**Request**:
Copy the data precisely, character for character, and leave out every picture.
------------------------------------------------
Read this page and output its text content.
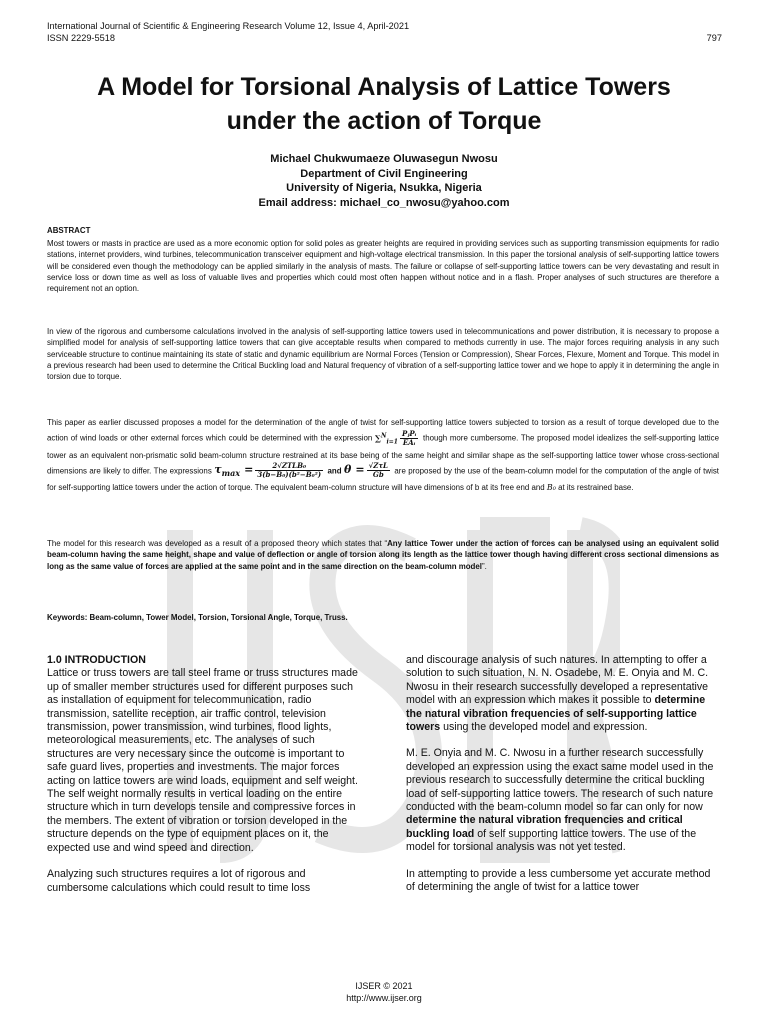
International Journal of Scientific & Engineering Research Volume 12, Issue 4, April-2021
ISSN 2229-5518	797
A Model for Torsional Analysis of Lattice Towers
under the action of Torque
Michael Chukwumaeze Oluwasegun Nwosu
Department of Civil Engineering
University of Nigeria, Nsukka, Nigeria
Email address: michael_co_nwosu@yahoo.com
ABSTRACT

Most towers or masts in practice are used as a more economic option for solid poles as greater heights are required in providing services such as supporting transmission equipments for radio stations, internet providers, wind turbines, telecommunication transceiver equipment and high-voltage electrical transmission. In this paper the torsional analysis of self-supporting lattice towers will be considered even though the methodology can be applied similarly in the analysis of masts. The failure or collapse of self-supporting lattice towers can be very devastating and result in service loss or down time as well as loss of valuable lives and properties which could most often happen without notice and in a flash. Proper analyses of such structures are therefore a requirement not an option.

In view of the rigorous and cumbersome calculations involved in the analysis of self-supporting lattice towers used in telecommunications and power distribution, it is necessary to propose a simplified model for analysis of self-supporting lattice towers that can give acceptable results when compared to methods currently in use. The major forces requiring analysis in any such serviceable structure to continue maintaining its state of static and dynamic equilibrium are Normal Forces (Tension or Compression), Shear Forces, Flexure, Moment and Torque. This model in a previous research had been used to determine the Critical Buckling load and Natural frequency of vibration of a self-supporting lattice tower and we hope to apply it in determining the angle in torsion due to torque.

This paper as earlier discussed proposes a model for the determination of the angle of twist for self-supporting lattice towers subjected to torsion as a result of torque developed due to the action of wind loads or other external forces which could be determined with the expression $\sum^N_{i=1} \frac{\text{PⱼPᵢ}}{\text{EAᵢ}}$ though more cumbersome. The proposed model idealizes the self-supporting lattice tower as an equivalent non-prismatic solid beam-column structure restrained at its base being of the same height and similar shape as the self-supporting lattice tower whose cross-sectional dimensions are likely to differ. The expressions $\tau_{max} = \frac{\text{2√ZTLB₀}}{\text{3(b−B₀)(b²−B₀²)}}$ and $\theta = \frac{\text{√ZτL}}{Gb}$ are proposed by the use of the beam-column model for the computation of the angle of twist for self-supporting lattice towers under the action of torque. The equivalent beam-column structure will have dimensions of b at its free end and B₀ at its restrained base.

The model for this research was developed as a result of a proposed theory which states that “Any lattice Tower under the action of forces can be analysed using an equivalent solid beam-column having the same height, shape and value of deflection or angle of torsion along its length as the lattice tower though having different cross sectional dimensions as long as the same value of forces are applied at the same point and in the same direction on the beam-column model”.

Keywords: Beam-column, Tower Model, Torsion, Torsional Angle, Torque, Truss.

1.0 INTRODUCTION

Lattice or truss towers are tall steel frame or truss structures made up of smaller member structures used for different purposes such as installation of equipment for telecommunication, radio transmission, satellite reception, air traffic control, television transmission, power transmission, wind turbines, flood lights, meteorological measurements, etc. The analyses of such structures are very necessary since the outcome is important to safe guard lives, properties and investments. The major forces acting on lattice towers are wind loads, equipment and self weight. The self weight normally results in vertical loading on the entire structure which in turn develops tensile and compressive forces in the members. The extent of vibration or torsion developed in the structure depends on the type of equipment places on it, the expected use and wind speed and direction.

Analyzing such structures requires a lot of rigorous and cumbersome calculations which could result to time loss

and discourage analysis of such natures. In attempting to offer a solution to such situation, N. N. Osadebe, M. E. Onyia and M. C. Nwosu in their research successfully developed a representative model with an expression which makes it possible to determine the natural vibration frequencies of self-supporting lattice towers using the developed model and expression.

M. E. Onyia and M. C. Nwosu in a further research successfully developed an expression using the exact same model used in the previous research to successfully determine the critical buckling load of self-supporting lattice towers. The research of such nature conducted with the beam-column model so far can only for now determine the natural vibration frequencies and critical buckling load of self supporting lattice towers. The use of the model for torsional analysis was not yet tested.

In attempting to provide a less cumbersome yet accurate method of determining the angle of twist for a lattice tower

IJSER © 2021
http://www.ijser.org
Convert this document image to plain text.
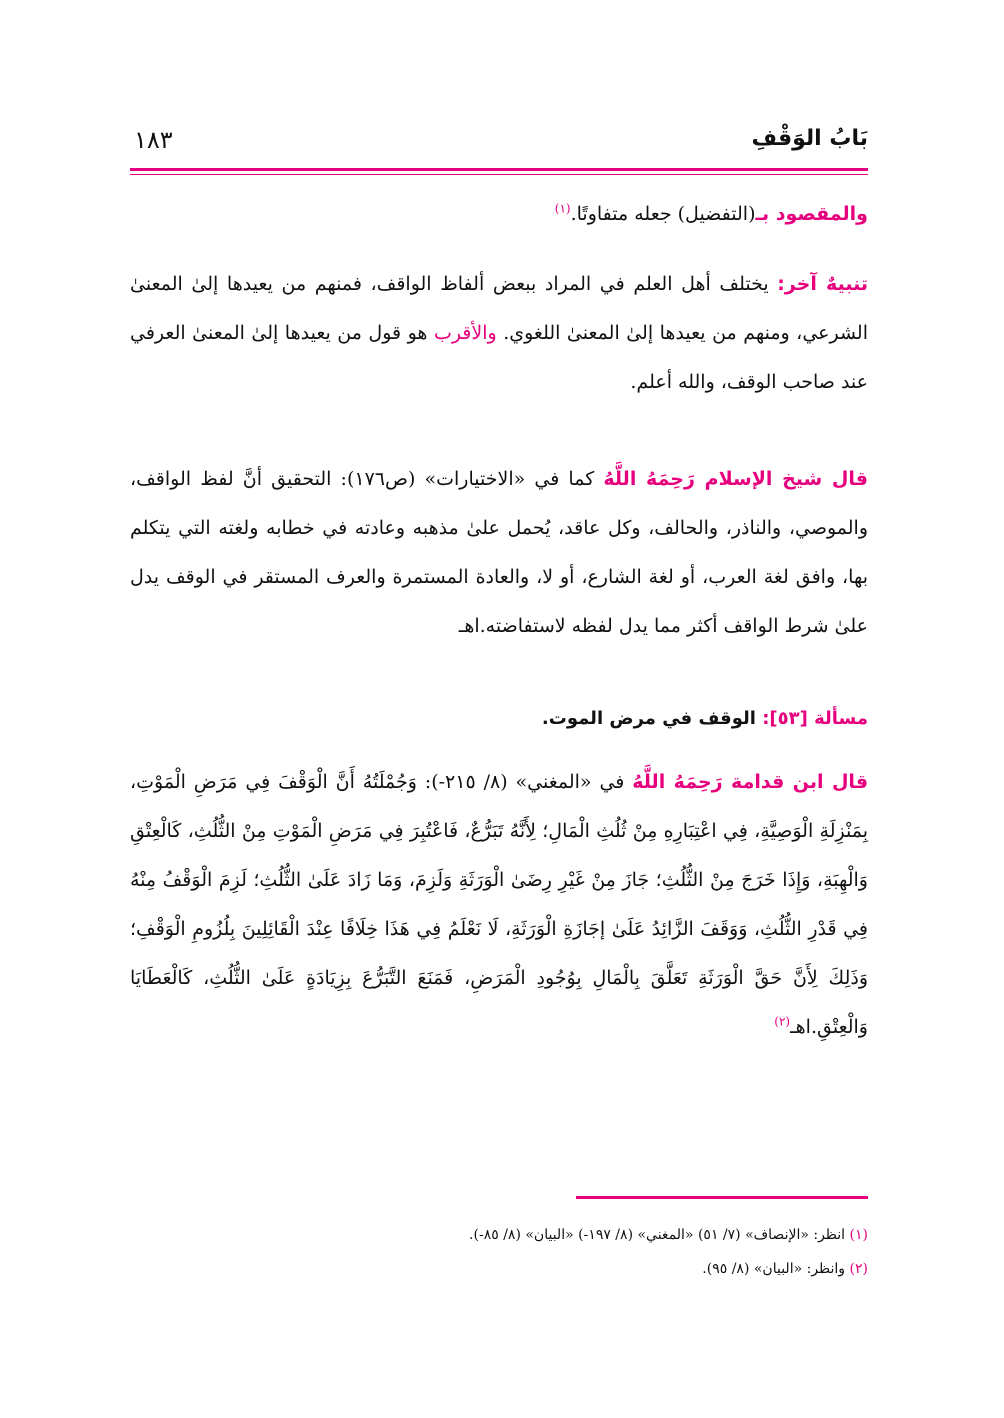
بَابُ الوَقْفِ
١٨٣
والمقصود بـ(التفضيل) جعله متفاوتًا.$^{(١)}$
تنبيهٌ آخر: يختلف أهل العلم في المراد ببعض ألفاظ الواقف، فمنهم من يعيدها إلىٰ المعنىٰ الشرعي، ومنهم من يعيدها إلىٰ المعنىٰ اللغوي. والأقرب هو قول من يعيدها إلىٰ المعنىٰ العرفي عند صاحب الوقف، والله أعلم.
قال شيخ الإسلام رَحِمَهُ اللَّهُ كما في «الاختيارات» (ص١٧٦): التحقيق أنَّ لفظ الواقف، والموصي، والناذر، والحالف، وكل عاقد، يُحمل علىٰ مذهبه وعادته في خطابه ولغته التي يتكلم بها، وافق لغة العرب، أو لغة الشارع، أو لا، والعادة المستمرة والعرف المستقر في الوقف يدل علىٰ شرط الواقف أكثر مما يدل لفظه لاستفاضته.اهـ
مسألة [٥٣]: الوقف في مرض الموت.
قال ابن قدامة رَحِمَهُ اللَّهُ في «المغني» (٨/ ٢١٥-): وَجُمْلَتُهُ أَنَّ الْوَقْفَ فِي مَرَضِ الْمَوْتِ، بِمَنْزِلَةِ الْوَصِيَّةِ، فِي اعْتِبَارِهِ مِنْ ثُلُثِ الْمَالِ؛ لِأَنَّهُ تَبَرُّعٌ، فَاعْتُبِرَ فِي مَرَضِ الْمَوْتِ مِنْ الثُّلُثِ، كَالْعِتْقِ وَالْهِبَةِ، وَإِذَا خَرَجَ مِنْ الثُّلُثِ؛ جَازَ مِنْ غَيْرِ رِضَىٰ الْوَرَثَةِ وَلَزِمَ، وَمَا زَادَ عَلَىٰ الثُّلُثِ؛ لَزِمَ الْوَقْفُ مِنْهُ فِي قَدْرِ الثُّلُثِ، وَوَقَفَ الزَّائِدُ عَلَىٰ إجَازَةِ الْوَرَثَةِ، لَا نَعْلَمُ فِي هَذَا خِلَافًا عِنْدَ الْقَائِلِينَ بِلُزُومِ الْوَقْفِ؛ وَذَلِكَ لِأَنَّ حَقَّ الْوَرَثَةِ تَعَلَّقَ بِالْمَالِ بِوُجُودِ الْمَرَضِ، فَمَنَعَ التَّبَرُّعَ بِزِيَادَةٍ عَلَىٰ الثُّلُثِ، كَالْعَطَايَا وَالْعِتْقِ.اهـ$^{(٢)}$
(١) انظر: «الإنصاف» (٧/ ٥١) «المغني» (٨/ ١٩٧-) «البيان» (٨/ ٨٥-).
(٢) وانظر: «البيان» (٨/ ٩٥).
------------------------------------------------
**Response to this exercise**:
Read this page and output its text content.
International Journal of Scientific & Engineering Research Volume 12, Issue 4, April-2021
ISSN 2229-5518	797
A Model for Torsional Analysis of Lattice Towers
under the action of Torque
Michael Chukwumaeze Oluwasegun Nwosu
Department of Civil Engineering
University of Nigeria, Nsukka, Nigeria
Email address: michael_co_nwosu@yahoo.com
ABSTRACT

Most towers or masts in practice are used as a more economic option for solid poles as greater heights are required in providing services such as supporting transmission equipments for radio stations, internet providers, wind turbines, telecommunication transceiver equipment and high-voltage electrical transmission. In this paper the torsional analysis of self-supporting lattice towers will be considered even though the methodology can be applied similarly in the analysis of masts. The failure or collapse of self-supporting lattice towers can be very devastating and result in service loss or down time as well as loss of valuable lives and properties which could most often happen without notice and in a flash. Proper analyses of such structures are therefore a requirement not an option.

In view of the rigorous and cumbersome calculations involved in the analysis of self-supporting lattice towers used in telecommunications and power distribution, it is necessary to propose a simplified model for analysis of self-supporting lattice towers that can give acceptable results when compared to methods currently in use. The major forces requiring analysis in any such serviceable structure to continue maintaining its state of static and dynamic equilibrium are Normal Forces (Tension or Compression), Shear Forces, Flexure, Moment and Torque. This model in a previous research had been used to determine the Critical Buckling load and Natural frequency of vibration of a self-supporting lattice tower and we hope to apply it in determining the angle in torsion due to torque.

This paper as earlier discussed proposes a model for the determination of the angle of twist for self-supporting lattice towers subjected to torsion as a result of torque developed due to the action of wind loads or other external forces which could be determined with the expression $\sum^N_{i=1} \frac{\text{PⱼPᵢ}}{\text{EAᵢ}}$ though more cumbersome. The proposed model idealizes the self-supporting lattice tower as an equivalent non-prismatic solid beam-column structure restrained at its base being of the same height and similar shape as the self-supporting lattice tower whose cross-sectional dimensions are likely to differ. The expressions $\tau_{max} = \frac{\text{2√ZTLB₀}}{\text{3(b−B₀)(b²−B₀²)}}$ and $\theta = \frac{\text{√ZτL}}{Gb}$ are proposed by the use of the beam-column model for the computation of the angle of twist for self-supporting lattice towers under the action of torque. The equivalent beam-column structure will have dimensions of b at its free end and B₀ at its restrained base.

The model for this research was developed as a result of a proposed theory which states that “Any lattice Tower under the action of forces can be analysed using an equivalent solid beam-column having the same height, shape and value of deflection or angle of torsion along its length as the lattice tower though having different cross sectional dimensions as long as the same value of forces are applied at the same point and in the same direction on the beam-column model”.

Keywords: Beam-column, Tower Model, Torsion, Torsional Angle, Torque, Truss.

1.0 INTRODUCTION

Lattice or truss towers are tall steel frame or truss structures made up of smaller member structures used for different purposes such as installation of equipment for telecommunication, radio transmission, satellite reception, air traffic control, television transmission, power transmission, wind turbines, flood lights, meteorological measurements, etc. The analyses of such structures are very necessary since the outcome is important to safe guard lives, properties and investments. The major forces acting on lattice towers are wind loads, equipment and self weight. The self weight normally results in vertical loading on the entire structure which in turn develops tensile and compressive forces in the members. The extent of vibration or torsion developed in the structure depends on the type of equipment places on it, the expected use and wind speed and direction.

Analyzing such structures requires a lot of rigorous and cumbersome calculations which could result to time loss

and discourage analysis of such natures. In attempting to offer a solution to such situation, N. N. Osadebe, M. E. Onyia and M. C. Nwosu in their research successfully developed a representative model with an expression which makes it possible to determine the natural vibration frequencies of self-supporting lattice towers using the developed model and expression.

M. E. Onyia and M. C. Nwosu in a further research successfully developed an expression using the exact same model used in the previous research to successfully determine the critical buckling load of self-supporting lattice towers. The research of such nature conducted with the beam-column model so far can only for now determine the natural vibration frequencies and critical buckling load of self supporting lattice towers. The use of the model for torsional analysis was not yet tested.

In attempting to provide a less cumbersome yet accurate method of determining the angle of twist for a lattice tower

IJSER © 2021
http://www.ijser.org
Convert this document image to plain text.
بَابُ الوَقْفِ
١٨٣
والمقصود بـ(التفضيل) جعله متفاوتًا.$^{(١)}$
تنبيهٌ آخر: يختلف أهل العلم في المراد ببعض ألفاظ الواقف، فمنهم من يعيدها إلىٰ المعنىٰ الشرعي، ومنهم من يعيدها إلىٰ المعنىٰ اللغوي. والأقرب هو قول من يعيدها إلىٰ المعنىٰ العرفي عند صاحب الوقف، والله أعلم.
قال شيخ الإسلام رَحِمَهُ اللَّهُ كما في «الاختيارات» (ص١٧٦): التحقيق أنَّ لفظ الواقف، والموصي، والناذر، والحالف، وكل عاقد، يُحمل علىٰ مذهبه وعادته في خطابه ولغته التي يتكلم بها، وافق لغة العرب، أو لغة الشارع، أو لا، والعادة المستمرة والعرف المستقر في الوقف يدل علىٰ شرط الواقف أكثر مما يدل لفظه لاستفاضته.اهـ
مسألة [٥٣]: الوقف في مرض الموت.
قال ابن قدامة رَحِمَهُ اللَّهُ في «المغني» (٨/ ٢١٥-): وَجُمْلَتُهُ أَنَّ الْوَقْفَ فِي مَرَضِ الْمَوْتِ، بِمَنْزِلَةِ الْوَصِيَّةِ، فِي اعْتِبَارِهِ مِنْ ثُلُثِ الْمَالِ؛ لِأَنَّهُ تَبَرُّعٌ، فَاعْتُبِرَ فِي مَرَضِ الْمَوْتِ مِنْ الثُّلُثِ، كَالْعِتْقِ وَالْهِبَةِ، وَإِذَا خَرَجَ مِنْ الثُّلُثِ؛ جَازَ مِنْ غَيْرِ رِضَىٰ الْوَرَثَةِ وَلَزِمَ، وَمَا زَادَ عَلَىٰ الثُّلُثِ؛ لَزِمَ الْوَقْفُ مِنْهُ فِي قَدْرِ الثُّلُثِ، وَوَقَفَ الزَّائِدُ عَلَىٰ إجَازَةِ الْوَرَثَةِ، لَا نَعْلَمُ فِي هَذَا خِلَافًا عِنْدَ الْقَائِلِينَ بِلُزُومِ الْوَقْفِ؛ وَذَلِكَ لِأَنَّ حَقَّ الْوَرَثَةِ تَعَلَّقَ بِالْمَالِ بِوُجُودِ الْمَرَضِ، فَمَنَعَ التَّبَرُّعَ بِزِيَادَةٍ عَلَىٰ الثُّلُثِ، كَالْعَطَايَا وَالْعِتْقِ.اهـ$^{(٢)}$
(١) انظر: «الإنصاف» (٧/ ٥١) «المغني» (٨/ ١٩٧-) «البيان» (٨/ ٨٥-).
(٢) وانظر: «البيان» (٨/ ٩٥).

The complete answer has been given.